* **Tasks and exercises**:
1) Name every brain structure that the MANCOVA passage below lists as included in the two analyses.
2) Proceed with the passage on the subcortical MANCOVA results, starting after its final sentence.

* **Provided text**:
We finally conducted two MANCOVAs on accumbens, amygdala, caudate, hippocampus, pallidum, putamen and thalamus. In the first MANCOVA we inserted age, sex, scanner, ICV, EOS/AOS, antipsychotic use and the interaction term EOS/AOS-by-antipsychotic use. In the second MANCOVA, we inserted age, sex, scanner, ICV, age of onset of psychosis (continuous), antipsychotic use and the interaction term age of onset of psychosis-by-antipsychotic use. In the first MANCOVA, there was no significant main effect of EOS/AOS (p = 0.948) or EOS/AOS-by-antipsychotic use interaction effect (p = 0.120). Similarly, in the second MANCOVA, there was no significant main effect of age of onset (p = 0.647) or age of onset-by-antipsychotic use interaction effect (p = 0.097). Follow-up analysis of the second MANCOVA showed that there was a significant age of onset-by-antipsychotic use interaction effect on the caudate (p = 0.004, also shown in the previous paragraph), but not on the accumbens (p = 0.086) amygdala (p = 0.584), hippocampus (p = 0.851), pallidum (p = 0.501), putamen (p = 0.078) or thalamus volumes (p = 0.401).

* **Given information**:

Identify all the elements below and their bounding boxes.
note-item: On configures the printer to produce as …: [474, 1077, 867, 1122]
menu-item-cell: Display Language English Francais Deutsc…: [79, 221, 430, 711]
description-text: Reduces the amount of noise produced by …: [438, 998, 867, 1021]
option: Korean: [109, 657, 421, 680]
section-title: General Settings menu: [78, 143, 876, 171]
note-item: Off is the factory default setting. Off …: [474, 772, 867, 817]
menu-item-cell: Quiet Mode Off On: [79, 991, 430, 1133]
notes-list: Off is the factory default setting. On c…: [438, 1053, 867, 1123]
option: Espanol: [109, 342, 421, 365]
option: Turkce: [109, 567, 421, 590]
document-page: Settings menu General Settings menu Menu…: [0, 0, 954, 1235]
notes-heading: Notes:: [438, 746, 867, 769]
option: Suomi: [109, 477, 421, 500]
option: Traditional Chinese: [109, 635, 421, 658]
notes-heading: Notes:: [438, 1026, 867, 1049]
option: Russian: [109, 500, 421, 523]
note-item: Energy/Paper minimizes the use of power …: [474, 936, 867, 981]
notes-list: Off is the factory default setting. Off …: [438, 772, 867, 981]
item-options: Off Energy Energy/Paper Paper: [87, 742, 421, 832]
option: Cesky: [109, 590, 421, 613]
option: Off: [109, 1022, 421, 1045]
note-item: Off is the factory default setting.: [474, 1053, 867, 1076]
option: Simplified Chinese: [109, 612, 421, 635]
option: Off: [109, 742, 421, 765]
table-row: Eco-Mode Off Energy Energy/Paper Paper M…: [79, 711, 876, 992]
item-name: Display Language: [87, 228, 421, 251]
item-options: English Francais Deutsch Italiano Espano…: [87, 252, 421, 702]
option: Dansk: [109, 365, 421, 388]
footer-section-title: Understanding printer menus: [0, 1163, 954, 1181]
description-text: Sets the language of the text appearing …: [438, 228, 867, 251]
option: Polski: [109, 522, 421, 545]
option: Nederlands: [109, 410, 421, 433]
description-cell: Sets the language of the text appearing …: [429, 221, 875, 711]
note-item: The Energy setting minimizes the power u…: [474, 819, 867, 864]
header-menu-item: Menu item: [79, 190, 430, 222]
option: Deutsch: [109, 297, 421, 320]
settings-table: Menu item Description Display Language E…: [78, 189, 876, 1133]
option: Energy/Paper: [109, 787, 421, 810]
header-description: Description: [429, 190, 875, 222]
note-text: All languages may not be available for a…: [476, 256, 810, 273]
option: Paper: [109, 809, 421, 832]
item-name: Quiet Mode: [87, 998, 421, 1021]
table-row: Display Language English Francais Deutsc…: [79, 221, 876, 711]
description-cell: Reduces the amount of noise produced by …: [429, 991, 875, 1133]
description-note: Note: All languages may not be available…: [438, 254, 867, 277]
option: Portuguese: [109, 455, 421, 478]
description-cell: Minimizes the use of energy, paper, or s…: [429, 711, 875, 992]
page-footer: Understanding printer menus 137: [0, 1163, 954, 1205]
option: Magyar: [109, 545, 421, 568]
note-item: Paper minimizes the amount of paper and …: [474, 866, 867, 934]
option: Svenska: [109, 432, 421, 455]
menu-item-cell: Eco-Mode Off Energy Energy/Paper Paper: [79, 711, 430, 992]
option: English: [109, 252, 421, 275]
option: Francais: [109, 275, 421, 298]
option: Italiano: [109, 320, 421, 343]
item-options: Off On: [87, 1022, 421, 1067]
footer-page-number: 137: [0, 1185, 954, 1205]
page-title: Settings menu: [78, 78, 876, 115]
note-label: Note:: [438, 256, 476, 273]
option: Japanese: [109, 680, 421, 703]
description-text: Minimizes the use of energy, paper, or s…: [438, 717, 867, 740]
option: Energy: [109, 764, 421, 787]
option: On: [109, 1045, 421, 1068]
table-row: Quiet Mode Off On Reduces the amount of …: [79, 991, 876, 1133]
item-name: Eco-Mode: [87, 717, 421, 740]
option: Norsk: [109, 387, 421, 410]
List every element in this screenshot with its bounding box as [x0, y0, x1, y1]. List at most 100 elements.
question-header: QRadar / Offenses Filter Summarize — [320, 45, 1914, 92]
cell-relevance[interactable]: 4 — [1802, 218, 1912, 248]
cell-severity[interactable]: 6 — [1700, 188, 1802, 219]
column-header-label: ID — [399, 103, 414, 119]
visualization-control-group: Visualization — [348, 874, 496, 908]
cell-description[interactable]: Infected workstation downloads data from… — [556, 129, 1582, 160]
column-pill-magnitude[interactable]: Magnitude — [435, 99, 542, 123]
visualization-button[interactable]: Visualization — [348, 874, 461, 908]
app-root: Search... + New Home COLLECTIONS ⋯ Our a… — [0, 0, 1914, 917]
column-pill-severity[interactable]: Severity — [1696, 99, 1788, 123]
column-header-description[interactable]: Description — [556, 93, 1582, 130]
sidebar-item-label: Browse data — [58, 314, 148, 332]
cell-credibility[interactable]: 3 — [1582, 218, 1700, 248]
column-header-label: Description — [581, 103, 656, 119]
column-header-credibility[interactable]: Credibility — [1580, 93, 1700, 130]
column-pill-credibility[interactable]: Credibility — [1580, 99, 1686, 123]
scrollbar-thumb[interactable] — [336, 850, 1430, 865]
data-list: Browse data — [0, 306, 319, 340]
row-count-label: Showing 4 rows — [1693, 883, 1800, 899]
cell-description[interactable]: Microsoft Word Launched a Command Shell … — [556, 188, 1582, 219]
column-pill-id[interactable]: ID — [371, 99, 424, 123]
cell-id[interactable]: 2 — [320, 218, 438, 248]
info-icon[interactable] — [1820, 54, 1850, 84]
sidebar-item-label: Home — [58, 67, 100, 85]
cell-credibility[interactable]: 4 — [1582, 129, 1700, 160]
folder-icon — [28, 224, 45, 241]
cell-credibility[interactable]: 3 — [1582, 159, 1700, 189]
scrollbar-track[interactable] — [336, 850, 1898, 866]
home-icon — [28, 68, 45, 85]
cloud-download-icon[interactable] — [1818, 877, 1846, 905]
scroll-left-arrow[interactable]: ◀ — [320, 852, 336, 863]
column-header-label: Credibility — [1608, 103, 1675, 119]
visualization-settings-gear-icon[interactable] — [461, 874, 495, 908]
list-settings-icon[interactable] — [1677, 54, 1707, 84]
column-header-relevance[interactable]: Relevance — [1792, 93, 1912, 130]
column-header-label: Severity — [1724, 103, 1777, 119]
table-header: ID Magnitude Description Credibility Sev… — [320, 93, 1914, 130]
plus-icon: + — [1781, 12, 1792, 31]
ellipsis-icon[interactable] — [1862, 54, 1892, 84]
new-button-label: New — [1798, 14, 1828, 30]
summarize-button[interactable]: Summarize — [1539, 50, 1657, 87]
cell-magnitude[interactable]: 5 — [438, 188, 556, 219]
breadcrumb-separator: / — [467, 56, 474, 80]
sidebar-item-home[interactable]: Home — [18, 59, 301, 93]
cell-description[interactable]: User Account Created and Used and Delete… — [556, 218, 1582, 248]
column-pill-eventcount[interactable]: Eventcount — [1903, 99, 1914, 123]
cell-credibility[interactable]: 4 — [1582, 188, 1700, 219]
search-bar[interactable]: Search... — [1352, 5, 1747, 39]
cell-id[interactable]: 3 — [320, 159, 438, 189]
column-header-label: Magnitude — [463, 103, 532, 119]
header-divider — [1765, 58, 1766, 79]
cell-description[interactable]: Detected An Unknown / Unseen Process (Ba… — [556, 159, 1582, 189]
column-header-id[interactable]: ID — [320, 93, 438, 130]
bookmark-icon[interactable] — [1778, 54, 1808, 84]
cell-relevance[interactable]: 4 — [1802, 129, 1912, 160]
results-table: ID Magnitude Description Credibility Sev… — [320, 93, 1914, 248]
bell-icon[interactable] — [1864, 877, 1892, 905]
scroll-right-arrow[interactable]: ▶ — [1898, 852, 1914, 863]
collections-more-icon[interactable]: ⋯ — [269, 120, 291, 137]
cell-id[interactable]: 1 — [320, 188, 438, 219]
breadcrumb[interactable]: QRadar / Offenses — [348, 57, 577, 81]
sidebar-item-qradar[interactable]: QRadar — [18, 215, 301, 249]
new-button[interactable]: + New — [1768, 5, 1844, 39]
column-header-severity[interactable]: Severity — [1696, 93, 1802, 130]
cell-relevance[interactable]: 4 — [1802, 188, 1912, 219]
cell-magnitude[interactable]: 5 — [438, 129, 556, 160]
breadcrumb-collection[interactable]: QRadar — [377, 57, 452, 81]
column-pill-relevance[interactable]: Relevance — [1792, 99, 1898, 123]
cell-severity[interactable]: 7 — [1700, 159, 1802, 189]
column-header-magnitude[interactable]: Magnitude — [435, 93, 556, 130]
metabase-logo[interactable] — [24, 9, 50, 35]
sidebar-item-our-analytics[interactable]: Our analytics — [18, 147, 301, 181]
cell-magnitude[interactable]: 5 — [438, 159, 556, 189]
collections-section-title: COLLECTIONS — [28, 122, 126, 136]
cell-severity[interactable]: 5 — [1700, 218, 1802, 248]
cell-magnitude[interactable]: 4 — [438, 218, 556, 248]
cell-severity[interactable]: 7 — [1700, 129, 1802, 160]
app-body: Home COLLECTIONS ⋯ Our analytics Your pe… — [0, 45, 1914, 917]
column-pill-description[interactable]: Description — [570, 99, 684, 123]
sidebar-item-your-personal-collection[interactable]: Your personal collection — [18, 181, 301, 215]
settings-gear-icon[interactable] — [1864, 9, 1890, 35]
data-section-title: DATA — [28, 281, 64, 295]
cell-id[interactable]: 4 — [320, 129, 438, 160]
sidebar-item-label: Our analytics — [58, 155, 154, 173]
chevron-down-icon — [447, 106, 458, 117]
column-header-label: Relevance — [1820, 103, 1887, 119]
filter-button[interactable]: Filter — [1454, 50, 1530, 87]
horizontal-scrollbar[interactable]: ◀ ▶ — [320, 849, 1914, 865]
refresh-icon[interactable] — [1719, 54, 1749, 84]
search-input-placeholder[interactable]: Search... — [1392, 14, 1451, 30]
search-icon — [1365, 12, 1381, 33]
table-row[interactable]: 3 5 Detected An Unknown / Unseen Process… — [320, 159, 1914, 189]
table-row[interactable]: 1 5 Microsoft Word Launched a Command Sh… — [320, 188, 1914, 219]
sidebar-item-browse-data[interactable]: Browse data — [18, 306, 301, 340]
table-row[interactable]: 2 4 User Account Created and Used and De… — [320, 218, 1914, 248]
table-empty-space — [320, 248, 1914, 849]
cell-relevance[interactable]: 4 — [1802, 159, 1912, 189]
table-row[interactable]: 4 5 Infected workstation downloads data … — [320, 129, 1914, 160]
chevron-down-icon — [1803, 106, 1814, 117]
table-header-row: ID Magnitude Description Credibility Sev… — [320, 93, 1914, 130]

* **Responses per task**:
1) Accumbens, amygdala, caudate, hippocampus, pallidum, putamen, thalamus

2)
Adult patient/control analysis

In the bivariate analysis of the adult sample, patients (n = 329) were three years younger than HC (n = 774); patients and HC did not significantly differ in sex distribution or ICV (Table 3). In the sex-, age-, ICV-, and scanner-adjusted ANCOVA, patients had significantly larger caudate volume than HC, F(1,1096) = 19.372, p < 0.001, η2 = 0.017, (Fig. 1 & Suppl. Table 3). Stratifying by age of onset, both EOS patients, F(1,850) = 14.580, p < 0.001, η2 = 0.017, and AOS patients, F(1,1013) = 10.100, p = 0.002, η2 = 0.010, had significantly larger caudate than HC.

Adolescent patient/control analysis

In the bivariate analysis of the adolescent samples, patients and HC did not differ in sex distribution, age or ICV (Table 3). In the sex-, age-, ICV-, and scanner-adjusted ANCOVA, patients had non-significantly larger caudate volume than HC, F(1,146) = 3.864, p = 0.051, η2 = 0.026 (Fig. 2 & Suppl. Table 4).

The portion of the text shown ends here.